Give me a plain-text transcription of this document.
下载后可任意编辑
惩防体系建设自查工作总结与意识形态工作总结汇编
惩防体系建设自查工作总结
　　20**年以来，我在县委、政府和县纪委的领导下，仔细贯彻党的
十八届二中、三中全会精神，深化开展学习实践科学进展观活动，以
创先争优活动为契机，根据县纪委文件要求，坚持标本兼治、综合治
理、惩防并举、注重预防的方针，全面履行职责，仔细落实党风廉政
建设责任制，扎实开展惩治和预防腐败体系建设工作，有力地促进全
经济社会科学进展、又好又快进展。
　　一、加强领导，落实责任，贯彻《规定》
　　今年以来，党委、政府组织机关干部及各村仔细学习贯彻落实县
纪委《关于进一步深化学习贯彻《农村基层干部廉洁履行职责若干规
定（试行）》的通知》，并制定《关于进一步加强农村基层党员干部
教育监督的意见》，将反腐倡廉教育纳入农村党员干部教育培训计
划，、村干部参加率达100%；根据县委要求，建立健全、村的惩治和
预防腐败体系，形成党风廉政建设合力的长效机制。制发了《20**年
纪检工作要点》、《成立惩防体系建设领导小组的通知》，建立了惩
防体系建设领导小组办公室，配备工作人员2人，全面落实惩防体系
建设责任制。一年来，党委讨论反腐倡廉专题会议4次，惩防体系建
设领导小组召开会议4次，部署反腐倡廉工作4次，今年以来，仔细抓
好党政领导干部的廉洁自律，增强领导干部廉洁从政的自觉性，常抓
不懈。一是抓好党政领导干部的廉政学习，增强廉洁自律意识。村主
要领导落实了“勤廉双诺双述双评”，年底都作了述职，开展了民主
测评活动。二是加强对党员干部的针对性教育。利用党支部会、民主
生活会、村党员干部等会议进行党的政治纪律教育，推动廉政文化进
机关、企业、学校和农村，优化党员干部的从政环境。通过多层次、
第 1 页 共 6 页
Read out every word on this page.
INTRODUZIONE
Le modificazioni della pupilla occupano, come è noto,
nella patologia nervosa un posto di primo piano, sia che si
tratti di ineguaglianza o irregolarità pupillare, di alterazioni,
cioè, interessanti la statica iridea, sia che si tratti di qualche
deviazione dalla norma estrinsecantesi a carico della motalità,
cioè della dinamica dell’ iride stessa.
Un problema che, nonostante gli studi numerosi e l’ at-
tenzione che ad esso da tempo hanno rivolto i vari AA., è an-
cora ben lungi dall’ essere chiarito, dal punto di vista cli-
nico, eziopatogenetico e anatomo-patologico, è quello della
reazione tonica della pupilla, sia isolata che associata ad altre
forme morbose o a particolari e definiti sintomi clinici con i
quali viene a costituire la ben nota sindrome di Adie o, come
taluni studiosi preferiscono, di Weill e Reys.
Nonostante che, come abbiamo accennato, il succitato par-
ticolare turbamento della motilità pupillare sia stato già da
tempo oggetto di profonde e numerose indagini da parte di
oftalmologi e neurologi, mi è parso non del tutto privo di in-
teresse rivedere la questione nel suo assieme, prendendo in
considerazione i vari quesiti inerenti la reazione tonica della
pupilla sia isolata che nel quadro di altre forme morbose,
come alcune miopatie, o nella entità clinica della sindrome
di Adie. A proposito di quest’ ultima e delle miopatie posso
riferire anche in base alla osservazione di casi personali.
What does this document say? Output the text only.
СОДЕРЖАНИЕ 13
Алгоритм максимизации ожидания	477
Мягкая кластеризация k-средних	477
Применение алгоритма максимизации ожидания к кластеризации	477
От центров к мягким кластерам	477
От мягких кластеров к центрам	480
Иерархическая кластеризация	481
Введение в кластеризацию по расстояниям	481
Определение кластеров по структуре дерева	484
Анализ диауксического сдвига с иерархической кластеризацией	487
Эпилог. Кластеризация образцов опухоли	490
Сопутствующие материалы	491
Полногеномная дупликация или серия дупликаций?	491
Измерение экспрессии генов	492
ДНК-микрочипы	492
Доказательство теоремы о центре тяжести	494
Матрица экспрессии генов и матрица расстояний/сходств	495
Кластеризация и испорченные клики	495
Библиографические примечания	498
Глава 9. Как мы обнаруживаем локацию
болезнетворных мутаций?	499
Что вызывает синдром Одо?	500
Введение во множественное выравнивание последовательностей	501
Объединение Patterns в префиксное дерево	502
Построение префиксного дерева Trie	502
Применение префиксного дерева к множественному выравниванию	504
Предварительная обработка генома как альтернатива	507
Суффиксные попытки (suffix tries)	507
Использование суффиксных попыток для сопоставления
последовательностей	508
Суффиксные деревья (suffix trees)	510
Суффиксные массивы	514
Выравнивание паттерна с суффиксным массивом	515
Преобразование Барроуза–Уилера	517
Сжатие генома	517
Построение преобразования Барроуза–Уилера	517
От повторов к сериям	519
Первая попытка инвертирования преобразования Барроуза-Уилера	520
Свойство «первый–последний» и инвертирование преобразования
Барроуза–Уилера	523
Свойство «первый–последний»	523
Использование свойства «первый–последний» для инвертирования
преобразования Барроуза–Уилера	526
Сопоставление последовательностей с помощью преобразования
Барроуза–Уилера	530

***

-- WRITTEN REQUEST --
Select every line above that contains the word "今年以来", and copy it.

-- RESULT BELOW --
　　今年以来，党委、政府组织机关干部及各村仔细学习贯彻落实县
设领导小组召开会议4次，部署反腐倡廉工作4次，今年以来，仔细抓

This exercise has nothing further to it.